• [Given records]:

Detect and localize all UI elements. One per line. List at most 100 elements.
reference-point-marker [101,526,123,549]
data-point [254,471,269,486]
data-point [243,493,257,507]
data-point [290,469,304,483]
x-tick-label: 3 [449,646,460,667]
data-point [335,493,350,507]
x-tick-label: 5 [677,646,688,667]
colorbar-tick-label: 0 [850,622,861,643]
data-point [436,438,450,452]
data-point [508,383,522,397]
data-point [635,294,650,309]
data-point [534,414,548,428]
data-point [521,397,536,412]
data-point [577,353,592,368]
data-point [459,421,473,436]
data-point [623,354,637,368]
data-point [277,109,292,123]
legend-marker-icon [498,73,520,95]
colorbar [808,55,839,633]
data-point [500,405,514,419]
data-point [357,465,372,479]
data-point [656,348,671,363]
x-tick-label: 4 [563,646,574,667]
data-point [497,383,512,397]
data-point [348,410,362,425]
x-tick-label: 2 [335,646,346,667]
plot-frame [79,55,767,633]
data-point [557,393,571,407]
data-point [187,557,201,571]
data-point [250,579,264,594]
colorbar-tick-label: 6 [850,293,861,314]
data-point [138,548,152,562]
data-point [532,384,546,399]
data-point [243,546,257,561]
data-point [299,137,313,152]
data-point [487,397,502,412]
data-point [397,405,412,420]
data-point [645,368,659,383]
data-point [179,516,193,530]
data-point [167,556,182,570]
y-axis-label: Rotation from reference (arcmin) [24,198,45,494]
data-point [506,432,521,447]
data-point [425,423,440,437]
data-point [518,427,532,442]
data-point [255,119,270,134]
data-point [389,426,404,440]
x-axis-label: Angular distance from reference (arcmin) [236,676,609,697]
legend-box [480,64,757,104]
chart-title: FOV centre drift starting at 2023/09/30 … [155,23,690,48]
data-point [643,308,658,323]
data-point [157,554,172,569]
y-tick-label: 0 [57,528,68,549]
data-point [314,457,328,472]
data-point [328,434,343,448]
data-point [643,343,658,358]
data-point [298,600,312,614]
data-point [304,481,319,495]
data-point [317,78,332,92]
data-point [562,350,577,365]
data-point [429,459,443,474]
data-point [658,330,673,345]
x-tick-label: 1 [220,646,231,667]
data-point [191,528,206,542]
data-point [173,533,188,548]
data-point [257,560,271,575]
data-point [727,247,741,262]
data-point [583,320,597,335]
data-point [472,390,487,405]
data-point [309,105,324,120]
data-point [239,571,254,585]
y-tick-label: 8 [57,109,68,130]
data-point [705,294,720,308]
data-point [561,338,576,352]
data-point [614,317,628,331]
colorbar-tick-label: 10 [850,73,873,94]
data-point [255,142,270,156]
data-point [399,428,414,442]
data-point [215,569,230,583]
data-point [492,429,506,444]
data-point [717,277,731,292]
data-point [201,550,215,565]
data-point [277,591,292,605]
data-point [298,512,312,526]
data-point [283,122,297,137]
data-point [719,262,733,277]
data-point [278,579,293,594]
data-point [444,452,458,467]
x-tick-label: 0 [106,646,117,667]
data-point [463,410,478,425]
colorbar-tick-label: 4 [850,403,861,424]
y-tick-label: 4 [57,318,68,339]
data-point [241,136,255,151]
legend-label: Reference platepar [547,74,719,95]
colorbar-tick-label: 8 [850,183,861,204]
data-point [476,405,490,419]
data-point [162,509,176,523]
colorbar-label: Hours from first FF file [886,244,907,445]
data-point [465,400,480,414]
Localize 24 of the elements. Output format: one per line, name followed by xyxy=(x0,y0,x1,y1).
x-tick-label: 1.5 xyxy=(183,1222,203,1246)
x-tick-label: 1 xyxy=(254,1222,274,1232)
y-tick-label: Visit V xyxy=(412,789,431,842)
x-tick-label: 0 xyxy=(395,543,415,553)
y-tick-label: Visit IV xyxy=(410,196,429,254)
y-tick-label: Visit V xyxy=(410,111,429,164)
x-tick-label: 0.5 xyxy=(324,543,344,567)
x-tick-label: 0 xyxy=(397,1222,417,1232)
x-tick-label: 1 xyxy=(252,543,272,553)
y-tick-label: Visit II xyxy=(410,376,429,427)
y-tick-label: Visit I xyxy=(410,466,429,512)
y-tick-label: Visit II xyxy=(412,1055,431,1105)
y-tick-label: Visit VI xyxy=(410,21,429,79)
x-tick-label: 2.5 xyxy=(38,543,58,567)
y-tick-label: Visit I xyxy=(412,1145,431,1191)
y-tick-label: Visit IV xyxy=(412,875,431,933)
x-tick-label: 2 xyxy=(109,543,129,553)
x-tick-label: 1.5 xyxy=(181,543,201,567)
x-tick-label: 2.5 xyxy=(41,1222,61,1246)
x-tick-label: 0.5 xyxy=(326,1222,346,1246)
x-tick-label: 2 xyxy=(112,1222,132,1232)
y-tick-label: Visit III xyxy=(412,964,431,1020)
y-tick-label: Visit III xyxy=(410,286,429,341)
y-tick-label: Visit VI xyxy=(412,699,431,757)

• [Problem requirements]:
Render every line of the records above as a Markdown table, omitting blank lines, with the columns Row and Line.

• [The response]:
| Row | Line |
|---|---|
| 1 | Detect and localize all UI elements. One per line. List at most 100 elements. |
| 2 | reference-point-marker [101,526,123,549] |
| 3 | data-point [254,471,269,486] |
| 4 | data-point [243,493,257,507] |
| 5 | data-point [290,469,304,483] |
| 6 | x-tick-label: 3 [449,646,460,667] |
| 7 | data-point [335,493,350,507] |
| 8 | x-tick-label: 5 [677,646,688,667] |
| 9 | colorbar-tick-label: 0 [850,622,861,643] |
| 10 | data-point [436,438,450,452] |
| 11 | data-point [508,383,522,397] |
| 12 | data-point [635,294,650,309] |
| 13 | data-point [534,414,548,428] |
| 14 | data-point [521,397,536,412] |
| 15 | data-point [577,353,592,368] |
| 16 | data-point [459,421,473,436] |
| 17 | data-point [623,354,637,368] |
| 18 | data-point [277,109,292,123] |
| 19 | legend-marker-icon [498,73,520,95] |
| 20 | colorbar [808,55,839,633] |
| 21 | data-point [500,405,514,419] |
| 22 | data-point [357,465,372,479] |
| 23 | data-point [656,348,671,363] |
| 24 | x-tick-label: 4 [563,646,574,667] |
| 25 | data-point [497,383,512,397] |
| 26 | data-point [348,410,362,425] |
| 27 | x-tick-label: 2 [335,646,346,667] |
| 28 | plot-frame [79,55,767,633] |
| 29 | data-point [557,393,571,407] |
| 30 | data-point [187,557,201,571] |
| 31 | data-point [250,579,264,594] |
| 32 | colorbar-tick-label: 6 [850,293,861,314] |
| 33 | data-point [138,548,152,562] |
| 34 | data-point [532,384,546,399] |
| 35 | data-point [243,546,257,561] |
| 36 | data-point [299,137,313,152] |
| 37 | data-point [487,397,502,412] |
| 38 | data-point [397,405,412,420] |
| 39 | data-point [645,368,659,383] |
| 40 | data-point [179,516,193,530] |
| 41 | data-point [167,556,182,570] |
| 42 | y-axis-label: Rotation from reference (arcmin) [24,198,45,494] |
| 43 | data-point [506,432,521,447] |
| 44 | data-point [425,423,440,437] |
| 45 | data-point [518,427,532,442] |
| 46 | data-point [255,119,270,134] |
| 47 | data-point [389,426,404,440] |
| 48 | x-axis-label: Angular distance from reference (arcmin) [236,676,609,697] |
| 49 | legend-box [480,64,757,104] |
| 50 | chart-title: FOV centre drift starting at 2023/09/30 … [155,23,690,48] |
| 51 | data-point [643,308,658,323] |
| 52 | data-point [157,554,172,569] |
| 53 | y-tick-label: 0 [57,528,68,549] |
| 54 | data-point [314,457,328,472] |
| 55 | data-point [328,434,343,448] |
| 56 | data-point [643,343,658,358] |
| 57 | data-point [298,600,312,614] |
| 58 | data-point [304,481,319,495] |
| 59 | data-point [317,78,332,92] |
| 60 | data-point [562,350,577,365] |
| 61 | data-point [429,459,443,474] |
| 62 | data-point [658,330,673,345] |
| 63 | x-tick-label: 1 [220,646,231,667] |
| 64 | data-point [191,528,206,542] |
| 65 | data-point [173,533,188,548] |
| 66 | data-point [257,560,271,575] |
| 67 | data-point [727,247,741,262] |
| 68 | data-point [583,320,597,335] |
| 69 | data-point [472,390,487,405] |
| 70 | data-point [309,105,324,120] |
| 71 | data-point [239,571,254,585] |
| 72 | y-tick-label: 8 [57,109,68,130] |
| 73 | data-point [705,294,720,308] |
| 74 | data-point [561,338,576,352] |
| 75 | data-point [614,317,628,331] |
| 76 | colorbar-tick-label: 10 [850,73,873,94] |
| 77 | data-point [255,142,270,156] |
| 78 | data-point [399,428,414,442] |
| 79 | data-point [215,569,230,583] |
| 80 | data-point [492,429,506,444] |
| 81 | data-point [717,277,731,292] |
| 82 | data-point [201,550,215,565] |
| 83 | data-point [277,591,292,605] |
| 84 | data-point [298,512,312,526] |
| 85 | data-point [283,122,297,137] |
| 86 | data-point [719,262,733,277] |
| 87 | data-point [278,579,293,594] |
| 88 | data-point [444,452,458,467] |
| 89 | x-tick-label: 0 [106,646,117,667] |
| 90 | data-point [463,410,478,425] |
| 91 | colorbar-tick-label: 4 [850,403,861,424] |
| 92 | y-tick-label: 4 [57,318,68,339] |
| 93 | data-point [241,136,255,151] |
| 94 | legend-label: Reference platepar [547,74,719,95] |
| 95 | colorbar-tick-label: 8 [850,183,861,204] |
| 96 | data-point [476,405,490,419] |
| 97 | data-point [162,509,176,523] |
| 98 | colorbar-label: Hours from first FF file [886,244,907,445] |
| 99 | data-point [465,400,480,414] |
| 100 | Localize 24 of the elements. Output format: one per line, name followed by xyxy=(x0,y0,x1,y1). |
| 101 | x-tick-label: 1.5 xyxy=(183,1222,203,1246) |
| 102 | x-tick-label: 1 xyxy=(254,1222,274,1232) |
| 103 | y-tick-label: Visit V xyxy=(412,789,431,842) |
| 104 | x-tick-label: 0 xyxy=(395,543,415,553) |
| 105 | y-tick-label: Visit IV xyxy=(410,196,429,254) |
| 106 | y-tick-label: Visit V xyxy=(410,111,429,164) |
| 107 | x-tick-label: 0.5 xyxy=(324,543,344,567) |
| 108 | x-tick-label: 0 xyxy=(397,1222,417,1232) |
| 109 | x-tick-label: 1 xyxy=(252,543,272,553) |
| 110 | y-tick-label: Visit II xyxy=(410,376,429,427) |
| 111 | y-tick-label: Visit I xyxy=(410,466,429,512) |
| 112 | y-tick-label: Visit II xyxy=(412,1055,431,1105) |
| 113 | y-tick-label: Visit VI xyxy=(410,21,429,79) |
| 114 | x-tick-label: 2.5 xyxy=(38,543,58,567) |
| 115 | y-tick-label: Visit I xyxy=(412,1145,431,1191) |
| 116 | y-tick-label: Visit IV xyxy=(412,875,431,933) |
| 117 | x-tick-label: 2 xyxy=(109,543,129,553) |
| 118 | x-tick-label: 1.5 xyxy=(181,543,201,567) |
| 119 | x-tick-label: 2.5 xyxy=(41,1222,61,1246) |
| 120 | x-tick-label: 0.5 xyxy=(326,1222,346,1246) |
| 121 | x-tick-label: 2 xyxy=(112,1222,132,1232) |
| 122 | y-tick-label: Visit III xyxy=(412,964,431,1020) |
| 123 | y-tick-label: Visit III xyxy=(410,286,429,341) |
| 124 | y-tick-label: Visit VI xyxy=(412,699,431,757) |